JOB
Write out the whole listing exactly as it stands.

===== DATA LINES =====

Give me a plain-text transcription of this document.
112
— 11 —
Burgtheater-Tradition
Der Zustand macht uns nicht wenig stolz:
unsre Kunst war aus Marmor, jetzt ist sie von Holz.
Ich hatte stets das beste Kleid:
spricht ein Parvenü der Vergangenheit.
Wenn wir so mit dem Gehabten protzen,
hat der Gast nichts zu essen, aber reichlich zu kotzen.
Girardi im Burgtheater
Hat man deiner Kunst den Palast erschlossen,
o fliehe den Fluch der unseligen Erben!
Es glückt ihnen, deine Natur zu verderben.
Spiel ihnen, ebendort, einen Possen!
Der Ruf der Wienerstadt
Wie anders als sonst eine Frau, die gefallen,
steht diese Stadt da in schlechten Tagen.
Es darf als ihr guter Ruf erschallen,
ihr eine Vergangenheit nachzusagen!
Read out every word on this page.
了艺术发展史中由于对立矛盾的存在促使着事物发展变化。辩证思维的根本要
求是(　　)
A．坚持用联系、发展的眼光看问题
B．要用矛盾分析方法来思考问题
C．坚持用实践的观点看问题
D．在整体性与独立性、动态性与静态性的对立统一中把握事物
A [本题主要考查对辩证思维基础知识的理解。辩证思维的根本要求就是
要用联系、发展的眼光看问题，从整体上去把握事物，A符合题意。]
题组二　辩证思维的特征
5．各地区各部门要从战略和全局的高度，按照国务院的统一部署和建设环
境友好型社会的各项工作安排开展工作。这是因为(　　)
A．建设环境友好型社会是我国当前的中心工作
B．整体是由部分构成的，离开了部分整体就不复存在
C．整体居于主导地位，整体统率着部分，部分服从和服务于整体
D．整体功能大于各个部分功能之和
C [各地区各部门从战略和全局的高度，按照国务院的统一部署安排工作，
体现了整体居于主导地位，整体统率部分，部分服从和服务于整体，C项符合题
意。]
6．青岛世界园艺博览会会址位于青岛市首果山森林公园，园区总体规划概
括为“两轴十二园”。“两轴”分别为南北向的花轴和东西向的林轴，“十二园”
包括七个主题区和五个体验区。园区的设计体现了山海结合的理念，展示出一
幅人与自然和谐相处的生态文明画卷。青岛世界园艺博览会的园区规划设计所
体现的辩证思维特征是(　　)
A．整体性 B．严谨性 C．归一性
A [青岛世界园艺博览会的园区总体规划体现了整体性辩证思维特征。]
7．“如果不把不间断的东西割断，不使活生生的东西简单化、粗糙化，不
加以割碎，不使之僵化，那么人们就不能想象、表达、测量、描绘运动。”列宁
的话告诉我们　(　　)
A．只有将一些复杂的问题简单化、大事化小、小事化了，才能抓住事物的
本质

=====

FINAL RESULT
Give me a plain-text transcription of this document.
112
— 11 —
Burgtheater-Tradition
Der Zustand macht uns nicht wenig stolz:
unsre Kunst war aus Marmor, jetzt ist sie von Holz.
Ich hatte stets das beste Kleid:
spricht ein Parvenü der Vergangenheit.
Wenn wir so mit dem Gehabten protzen,
hat der Gast nichts zu essen, aber reichlich zu kotzen.
Girardi im Burgtheater
Hat man deiner Kunst den Palast erschlossen,
o fliehe den Fluch der unseligen Erben!
Es glückt ihnen, deine Natur zu verderben.
Spiel ihnen, ebendort, einen Possen!
Der Ruf der Wienerstadt
Wie anders als sonst eine Frau, die gefallen,
steht diese Stadt da in schlechten Tagen.
Es darf als ihr guter Ruf erschallen,
ihr eine Vergangenheit nachzusagen!
Read out every word on this page.
了艺术发展史中由于对立矛盾的存在促使着事物发展变化。辩证思维的根本要
求是(　　)
A．坚持用联系、发展的眼光看问题
B．要用矛盾分析方法来思考问题
C．坚持用实践的观点看问题
D．在整体性与独立性、动态性与静态性的对立统一中把握事物
A [本题主要考查对辩证思维基础知识的理解。辩证思维的根本要求就是
要用联系、发展的眼光看问题，从整体上去把握事物，A符合题意。]
题组二　辩证思维的特征
5．各地区各部门要从战略和全局的高度，按照国务院的统一部署和建设环
境友好型社会的各项工作安排开展工作。这是因为(　　)
A．建设环境友好型社会是我国当前的中心工作
B．整体是由部分构成的，离开了部分整体就不复存在
C．整体居于主导地位，整体统率着部分，部分服从和服务于整体
D．整体功能大于各个部分功能之和
C [各地区各部门从战略和全局的高度，按照国务院的统一部署安排工作，
体现了整体居于主导地位，整体统率部分，部分服从和服务于整体，C项符合题
意。]
6．青岛世界园艺博览会会址位于青岛市首果山森林公园，园区总体规划概
括为“两轴十二园”。“两轴”分别为南北向的花轴和东西向的林轴，“十二园”
包括七个主题区和五个体验区。园区的设计体现了山海结合的理念，展示出一
幅人与自然和谐相处的生态文明画卷。青岛世界园艺博览会的园区规划设计所
体现的辩证思维特征是(　　)
A．整体性 B．严谨性 C．归一性
A [青岛世界园艺博览会的园区总体规划体现了整体性辩证思维特征。]
7．“如果不把不间断的东西割断，不使活生生的东西简单化、粗糙化，不
加以割碎，不使之僵化，那么人们就不能想象、表达、测量、描绘运动。”列宁
的话告诉我们　(　　)
A．只有将一些复杂的问题简单化、大事化小、小事化了，才能抓住事物的
本质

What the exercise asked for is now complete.